> Problem requirements:
Leave out the pictures and repeat every record exactly.

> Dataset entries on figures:
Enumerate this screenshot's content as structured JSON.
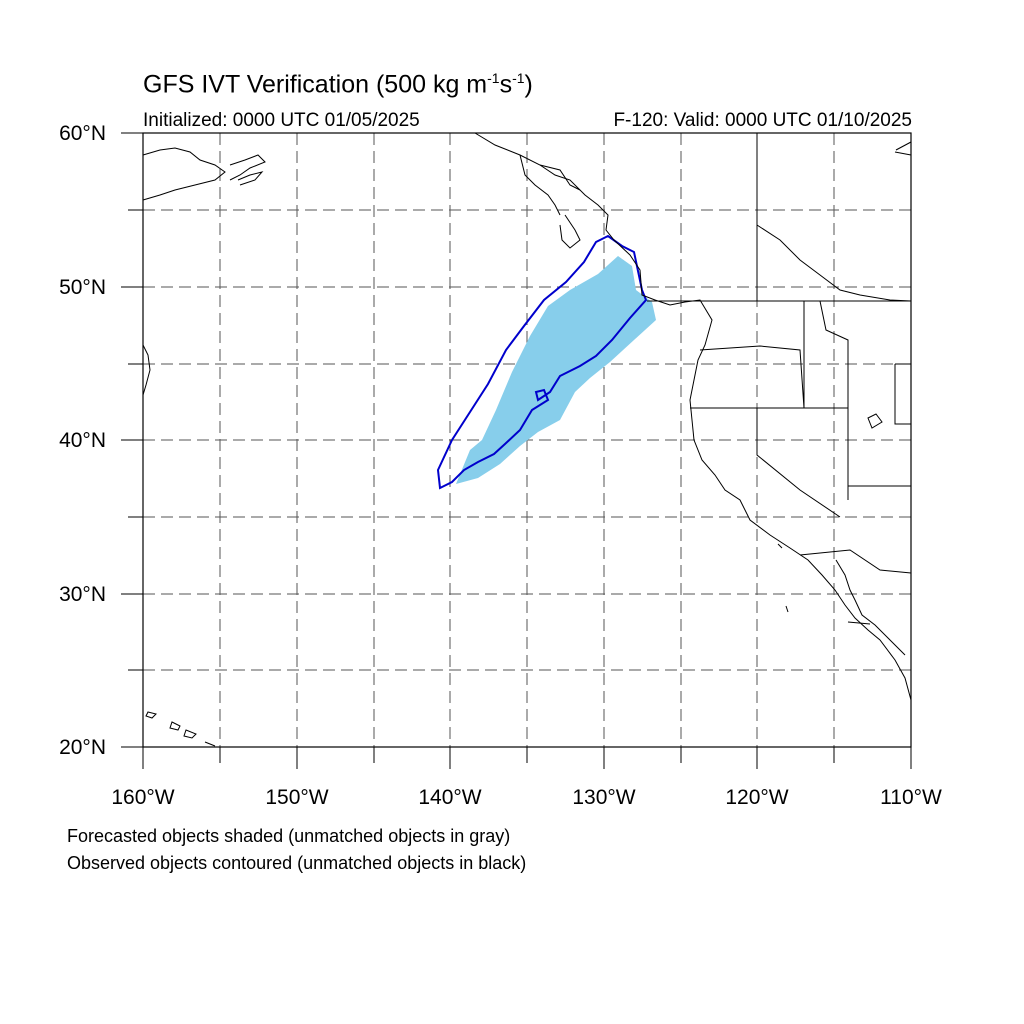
{
  "title": {
    "main": "GFS IVT Verification (500 kg m",
    "unit_exp1": "-1",
    "unit_mid": "s",
    "unit_exp2": "-1",
    "unit_close": ")"
  },
  "subtitle": {
    "initialized": "Initialized: 0000 UTC 01/05/2025",
    "valid": "F-120: Valid: 0000 UTC 01/10/2025"
  },
  "axes": {
    "lat_labels": [
      "60°N",
      "50°N",
      "40°N",
      "30°N",
      "20°N"
    ],
    "lon_labels": [
      "160°W",
      "150°W",
      "140°W",
      "130°W",
      "120°W",
      "110°W"
    ],
    "lat_range": [
      20,
      60
    ],
    "lon_range": [
      -160,
      -110
    ],
    "grid": "dashed every 5 degrees"
  },
  "colors": {
    "forecast_fill": "#87CEEB",
    "observed_contour": "#0000CC",
    "coastline": "#000000",
    "grid": "#555555"
  },
  "legend": {
    "forecast_note": "Forecasted objects shaded (unmatched objects in gray)",
    "observed_note": "Observed objects contoured (unmatched objects in black)"
  }
}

> Response for this exercise:
Enumerate this screenshot's content as structured JSON.
{
  "title": {
    "main": "GFS IVT Verification (500 kg m",
    "unit_exp1": "-1",
    "unit_mid": "s",
    "unit_exp2": "-1",
    "unit_close": ")"
  },
  "subtitle": {
    "initialized": "Initialized: 0000 UTC 01/05/2025",
    "valid": "F-120: Valid: 0000 UTC 01/10/2025"
  },
  "axes": {
    "lat_labels": [
      "60°N",
      "50°N",
      "40°N",
      "30°N",
      "20°N"
    ],
    "lon_labels": [
      "160°W",
      "150°W",
      "140°W",
      "130°W",
      "120°W",
      "110°W"
    ],
    "lat_range": [
      20,
      60
    ],
    "lon_range": [
      -160,
      -110
    ],
    "grid": "dashed every 5 degrees"
  },
  "colors": {
    "forecast_fill": "#87CEEB",
    "observed_contour": "#0000CC",
    "coastline": "#000000",
    "grid": "#555555"
  },
  "legend": {
    "forecast_note": "Forecasted objects shaded (unmatched objects in gray)",
    "observed_note": "Observed objects contoured (unmatched objects in black)"
  }
}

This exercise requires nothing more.